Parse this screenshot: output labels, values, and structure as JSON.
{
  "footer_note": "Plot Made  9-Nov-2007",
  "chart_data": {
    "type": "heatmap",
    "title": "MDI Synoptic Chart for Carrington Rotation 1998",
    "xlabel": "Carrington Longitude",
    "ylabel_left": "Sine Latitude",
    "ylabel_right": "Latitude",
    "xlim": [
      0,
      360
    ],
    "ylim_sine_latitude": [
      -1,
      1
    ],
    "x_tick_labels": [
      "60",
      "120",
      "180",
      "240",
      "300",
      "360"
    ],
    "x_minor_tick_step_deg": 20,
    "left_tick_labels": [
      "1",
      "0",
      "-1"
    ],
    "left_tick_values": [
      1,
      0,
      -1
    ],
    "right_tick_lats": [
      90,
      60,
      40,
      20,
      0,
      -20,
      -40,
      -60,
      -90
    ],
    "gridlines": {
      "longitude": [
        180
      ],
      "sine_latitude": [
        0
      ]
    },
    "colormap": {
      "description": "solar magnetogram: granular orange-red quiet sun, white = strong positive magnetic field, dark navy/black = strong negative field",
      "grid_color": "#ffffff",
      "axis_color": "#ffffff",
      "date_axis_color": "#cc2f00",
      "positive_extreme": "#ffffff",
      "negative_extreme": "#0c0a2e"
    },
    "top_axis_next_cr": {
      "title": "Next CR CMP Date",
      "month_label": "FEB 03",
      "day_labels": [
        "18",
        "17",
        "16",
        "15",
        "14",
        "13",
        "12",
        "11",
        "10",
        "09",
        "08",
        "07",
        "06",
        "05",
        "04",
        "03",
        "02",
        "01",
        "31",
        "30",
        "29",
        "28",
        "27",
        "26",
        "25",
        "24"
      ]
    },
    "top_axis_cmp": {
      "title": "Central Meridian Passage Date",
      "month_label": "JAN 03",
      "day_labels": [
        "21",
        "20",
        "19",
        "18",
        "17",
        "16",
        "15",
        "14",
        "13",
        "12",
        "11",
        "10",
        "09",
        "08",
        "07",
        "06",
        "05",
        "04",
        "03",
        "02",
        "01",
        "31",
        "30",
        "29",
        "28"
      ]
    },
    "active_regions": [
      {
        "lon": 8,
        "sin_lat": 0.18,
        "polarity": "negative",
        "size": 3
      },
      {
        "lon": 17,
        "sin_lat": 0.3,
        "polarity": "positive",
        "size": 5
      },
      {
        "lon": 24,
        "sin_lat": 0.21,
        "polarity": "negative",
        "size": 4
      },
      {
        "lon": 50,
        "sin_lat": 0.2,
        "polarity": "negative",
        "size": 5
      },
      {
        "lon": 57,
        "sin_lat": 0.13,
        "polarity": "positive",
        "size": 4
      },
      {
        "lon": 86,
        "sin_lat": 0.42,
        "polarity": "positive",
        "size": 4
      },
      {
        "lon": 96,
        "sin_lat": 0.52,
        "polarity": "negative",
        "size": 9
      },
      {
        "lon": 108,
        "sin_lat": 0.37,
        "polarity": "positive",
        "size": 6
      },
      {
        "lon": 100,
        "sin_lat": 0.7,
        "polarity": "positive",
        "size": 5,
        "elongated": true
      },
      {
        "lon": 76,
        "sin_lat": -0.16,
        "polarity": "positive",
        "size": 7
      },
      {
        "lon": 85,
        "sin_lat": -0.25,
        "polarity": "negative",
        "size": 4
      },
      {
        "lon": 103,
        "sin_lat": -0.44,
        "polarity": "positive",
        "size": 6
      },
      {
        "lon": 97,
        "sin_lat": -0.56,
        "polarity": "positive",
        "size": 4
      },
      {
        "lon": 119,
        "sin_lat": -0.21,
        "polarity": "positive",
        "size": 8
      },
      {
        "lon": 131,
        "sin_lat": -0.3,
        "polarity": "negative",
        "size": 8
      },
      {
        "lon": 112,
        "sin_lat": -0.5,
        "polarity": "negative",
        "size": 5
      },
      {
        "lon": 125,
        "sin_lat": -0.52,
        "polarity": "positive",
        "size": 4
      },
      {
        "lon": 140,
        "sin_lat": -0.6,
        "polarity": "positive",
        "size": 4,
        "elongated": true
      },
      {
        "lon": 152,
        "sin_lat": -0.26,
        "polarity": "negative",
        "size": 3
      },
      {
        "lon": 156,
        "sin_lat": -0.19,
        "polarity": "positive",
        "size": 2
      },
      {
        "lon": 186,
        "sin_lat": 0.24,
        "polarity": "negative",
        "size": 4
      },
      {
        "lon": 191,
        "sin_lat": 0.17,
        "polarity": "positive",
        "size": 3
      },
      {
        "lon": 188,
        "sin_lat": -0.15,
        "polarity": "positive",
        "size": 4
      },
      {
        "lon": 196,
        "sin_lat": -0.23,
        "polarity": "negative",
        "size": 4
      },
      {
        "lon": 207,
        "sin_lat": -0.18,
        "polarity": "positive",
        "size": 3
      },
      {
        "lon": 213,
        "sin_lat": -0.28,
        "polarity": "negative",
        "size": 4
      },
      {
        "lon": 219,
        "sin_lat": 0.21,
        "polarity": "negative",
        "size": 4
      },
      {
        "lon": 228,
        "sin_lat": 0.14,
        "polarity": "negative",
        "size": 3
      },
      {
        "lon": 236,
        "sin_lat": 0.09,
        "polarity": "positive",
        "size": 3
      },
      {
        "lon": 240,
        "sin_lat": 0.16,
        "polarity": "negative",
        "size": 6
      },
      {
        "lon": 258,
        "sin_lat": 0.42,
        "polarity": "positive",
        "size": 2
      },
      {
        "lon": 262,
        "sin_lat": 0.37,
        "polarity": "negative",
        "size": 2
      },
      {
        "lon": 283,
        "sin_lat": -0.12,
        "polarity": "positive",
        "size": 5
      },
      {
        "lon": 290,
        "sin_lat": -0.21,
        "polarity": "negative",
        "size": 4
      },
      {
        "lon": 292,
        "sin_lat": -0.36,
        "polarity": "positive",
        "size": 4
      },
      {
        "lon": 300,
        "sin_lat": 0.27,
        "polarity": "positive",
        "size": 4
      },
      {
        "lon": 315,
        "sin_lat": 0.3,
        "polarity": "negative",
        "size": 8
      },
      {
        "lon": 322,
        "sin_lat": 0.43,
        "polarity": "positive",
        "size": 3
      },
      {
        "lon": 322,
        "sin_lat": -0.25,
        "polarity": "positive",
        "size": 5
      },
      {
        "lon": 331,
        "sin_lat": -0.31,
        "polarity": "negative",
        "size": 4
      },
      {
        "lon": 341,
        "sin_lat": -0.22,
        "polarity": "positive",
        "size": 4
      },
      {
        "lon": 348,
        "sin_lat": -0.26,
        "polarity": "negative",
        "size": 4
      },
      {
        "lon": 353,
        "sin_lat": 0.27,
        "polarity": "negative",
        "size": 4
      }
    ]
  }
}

□ □ □

▶ **TASK GOAL**: The lines above should be duplicated exactly.

▶ **IN RESPONSE**:
Parse this screenshot: output labels, values, and structure as JSON.
{
  "footer_note": "Plot Made  9-Nov-2007",
  "chart_data": {
    "type": "heatmap",
    "title": "MDI Synoptic Chart for Carrington Rotation 1998",
    "xlabel": "Carrington Longitude",
    "ylabel_left": "Sine Latitude",
    "ylabel_right": "Latitude",
    "xlim": [
      0,
      360
    ],
    "ylim_sine_latitude": [
      -1,
      1
    ],
    "x_tick_labels": [
      "60",
      "120",
      "180",
      "240",
      "300",
      "360"
    ],
    "x_minor_tick_step_deg": 20,
    "left_tick_labels": [
      "1",
      "0",
      "-1"
    ],
    "left_tick_values": [
      1,
      0,
      -1
    ],
    "right_tick_lats": [
      90,
      60,
      40,
      20,
      0,
      -20,
      -40,
      -60,
      -90
    ],
    "gridlines": {
      "longitude": [
        180
      ],
      "sine_latitude": [
        0
      ]
    },
    "colormap": {
      "description": "solar magnetogram: granular orange-red quiet sun, white = strong positive magnetic field, dark navy/black = strong negative field",
      "grid_color": "#ffffff",
      "axis_color": "#ffffff",
      "date_axis_color": "#cc2f00",
      "positive_extreme": "#ffffff",
      "negative_extreme": "#0c0a2e"
    },
    "top_axis_next_cr": {
      "title": "Next CR CMP Date",
      "month_label": "FEB 03",
      "day_labels": [
        "18",
        "17",
        "16",
        "15",
        "14",
        "13",
        "12",
        "11",
        "10",
        "09",
        "08",
        "07",
        "06",
        "05",
        "04",
        "03",
        "02",
        "01",
        "31",
        "30",
        "29",
        "28",
        "27",
        "26",
        "25",
        "24"
      ]
    },
    "top_axis_cmp": {
      "title": "Central Meridian Passage Date",
      "month_label": "JAN 03",
      "day_labels": [
        "21",
        "20",
        "19",
        "18",
        "17",
        "16",
        "15",
        "14",
        "13",
        "12",
        "11",
        "10",
        "09",
        "08",
        "07",
        "06",
        "05",
        "04",
        "03",
        "02",
        "01",
        "31",
        "30",
        "29",
        "28"
      ]
    },
    "active_regions": [
      {
        "lon": 8,
        "sin_lat": 0.18,
        "polarity": "negative",
        "size": 3
      },
      {
        "lon": 17,
        "sin_lat": 0.3,
        "polarity": "positive",
        "size": 5
      },
      {
        "lon": 24,
        "sin_lat": 0.21,
        "polarity": "negative",
        "size": 4
      },
      {
        "lon": 50,
        "sin_lat": 0.2,
        "polarity": "negative",
        "size": 5
      },
      {
        "lon": 57,
        "sin_lat": 0.13,
        "polarity": "positive",
        "size": 4
      },
      {
        "lon": 86,
        "sin_lat": 0.42,
        "polarity": "positive",
        "size": 4
      },
      {
        "lon": 96,
        "sin_lat": 0.52,
        "polarity": "negative",
        "size": 9
      },
      {
        "lon": 108,
        "sin_lat": 0.37,
        "polarity": "positive",
        "size": 6
      },
      {
        "lon": 100,
        "sin_lat": 0.7,
        "polarity": "positive",
        "size": 5,
        "elongated": true
      },
      {
        "lon": 76,
        "sin_lat": -0.16,
        "polarity": "positive",
        "size": 7
      },
      {
        "lon": 85,
        "sin_lat": -0.25,
        "polarity": "negative",
        "size": 4
      },
      {
        "lon": 103,
        "sin_lat": -0.44,
        "polarity": "positive",
        "size": 6
      },
      {
        "lon": 97,
        "sin_lat": -0.56,
        "polarity": "positive",
        "size": 4
      },
      {
        "lon": 119,
        "sin_lat": -0.21,
        "polarity": "positive",
        "size": 8
      },
      {
        "lon": 131,
        "sin_lat": -0.3,
        "polarity": "negative",
        "size": 8
      },
      {
        "lon": 112,
        "sin_lat": -0.5,
        "polarity": "negative",
        "size": 5
      },
      {
        "lon": 125,
        "sin_lat": -0.52,
        "polarity": "positive",
        "size": 4
      },
      {
        "lon": 140,
        "sin_lat": -0.6,
        "polarity": "positive",
        "size": 4,
        "elongated": true
      },
      {
        "lon": 152,
        "sin_lat": -0.26,
        "polarity": "negative",
        "size": 3
      },
      {
        "lon": 156,
        "sin_lat": -0.19,
        "polarity": "positive",
        "size": 2
      },
      {
        "lon": 186,
        "sin_lat": 0.24,
        "polarity": "negative",
        "size": 4
      },
      {
        "lon": 191,
        "sin_lat": 0.17,
        "polarity": "positive",
        "size": 3
      },
      {
        "lon": 188,
        "sin_lat": -0.15,
        "polarity": "positive",
        "size": 4
      },
      {
        "lon": 196,
        "sin_lat": -0.23,
        "polarity": "negative",
        "size": 4
      },
      {
        "lon": 207,
        "sin_lat": -0.18,
        "polarity": "positive",
        "size": 3
      },
      {
        "lon": 213,
        "sin_lat": -0.28,
        "polarity": "negative",
        "size": 4
      },
      {
        "lon": 219,
        "sin_lat": 0.21,
        "polarity": "negative",
        "size": 4
      },
      {
        "lon": 228,
        "sin_lat": 0.14,
        "polarity": "negative",
        "size": 3
      },
      {
        "lon": 236,
        "sin_lat": 0.09,
        "polarity": "positive",
        "size": 3
      },
      {
        "lon": 240,
        "sin_lat": 0.16,
        "polarity": "negative",
        "size": 6
      },
      {
        "lon": 258,
        "sin_lat": 0.42,
        "polarity": "positive",
        "size": 2
      },
      {
        "lon": 262,
        "sin_lat": 0.37,
        "polarity": "negative",
        "size": 2
      },
      {
        "lon": 283,
        "sin_lat": -0.12,
        "polarity": "positive",
        "size": 5
      },
      {
        "lon": 290,
        "sin_lat": -0.21,
        "polarity": "negative",
        "size": 4
      },
      {
        "lon": 292,
        "sin_lat": -0.36,
        "polarity": "positive",
        "size": 4
      },
      {
        "lon": 300,
        "sin_lat": 0.27,
        "polarity": "positive",
        "size": 4
      },
      {
        "lon": 315,
        "sin_lat": 0.3,
        "polarity": "negative",
        "size": 8
      },
      {
        "lon": 322,
        "sin_lat": 0.43,
        "polarity": "positive",
        "size": 3
      },
      {
        "lon": 322,
        "sin_lat": -0.25,
        "polarity": "positive",
        "size": 5
      },
      {
        "lon": 331,
        "sin_lat": -0.31,
        "polarity": "negative",
        "size": 4
      },
      {
        "lon": 341,
        "sin_lat": -0.22,
        "polarity": "positive",
        "size": 4
      },
      {
        "lon": 348,
        "sin_lat": -0.26,
        "polarity": "negative",
        "size": 4
      },
      {
        "lon": 353,
        "sin_lat": 0.27,
        "polarity": "negative",
        "size": 4
      }
    ]
  }
}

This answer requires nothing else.